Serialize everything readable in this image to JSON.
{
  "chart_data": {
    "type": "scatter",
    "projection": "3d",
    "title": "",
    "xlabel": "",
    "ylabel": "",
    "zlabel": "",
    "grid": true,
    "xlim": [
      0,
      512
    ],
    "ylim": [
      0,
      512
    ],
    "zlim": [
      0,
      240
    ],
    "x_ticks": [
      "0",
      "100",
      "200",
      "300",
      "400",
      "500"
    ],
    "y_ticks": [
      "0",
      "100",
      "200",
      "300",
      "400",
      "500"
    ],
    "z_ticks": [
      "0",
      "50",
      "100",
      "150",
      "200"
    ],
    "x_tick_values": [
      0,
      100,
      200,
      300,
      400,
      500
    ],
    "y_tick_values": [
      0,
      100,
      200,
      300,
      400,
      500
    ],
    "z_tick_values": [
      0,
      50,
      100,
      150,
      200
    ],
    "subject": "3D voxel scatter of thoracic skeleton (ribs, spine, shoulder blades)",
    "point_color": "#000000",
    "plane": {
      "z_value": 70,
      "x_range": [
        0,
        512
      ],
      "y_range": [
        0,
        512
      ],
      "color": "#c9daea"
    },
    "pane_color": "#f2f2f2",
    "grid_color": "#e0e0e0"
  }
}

-----

EXERCISE REQUIREMENTS: Write out the full listing exactly as given.

FINAL RESULT:
Serialize everything readable in this image to JSON.
{
  "chart_data": {
    "type": "scatter",
    "projection": "3d",
    "title": "",
    "xlabel": "",
    "ylabel": "",
    "zlabel": "",
    "grid": true,
    "xlim": [
      0,
      512
    ],
    "ylim": [
      0,
      512
    ],
    "zlim": [
      0,
      240
    ],
    "x_ticks": [
      "0",
      "100",
      "200",
      "300",
      "400",
      "500"
    ],
    "y_ticks": [
      "0",
      "100",
      "200",
      "300",
      "400",
      "500"
    ],
    "z_ticks": [
      "0",
      "50",
      "100",
      "150",
      "200"
    ],
    "x_tick_values": [
      0,
      100,
      200,
      300,
      400,
      500
    ],
    "y_tick_values": [
      0,
      100,
      200,
      300,
      400,
      500
    ],
    "z_tick_values": [
      0,
      50,
      100,
      150,
      200
    ],
    "subject": "3D voxel scatter of thoracic skeleton (ribs, spine, shoulder blades)",
    "point_color": "#000000",
    "plane": {
      "z_value": 70,
      "x_range": [
        0,
        512
      ],
      "y_range": [
        0,
        512
      ],
      "color": "#c9daea"
    },
    "pane_color": "#f2f2f2",
    "grid_color": "#e0e0e0"
  }
}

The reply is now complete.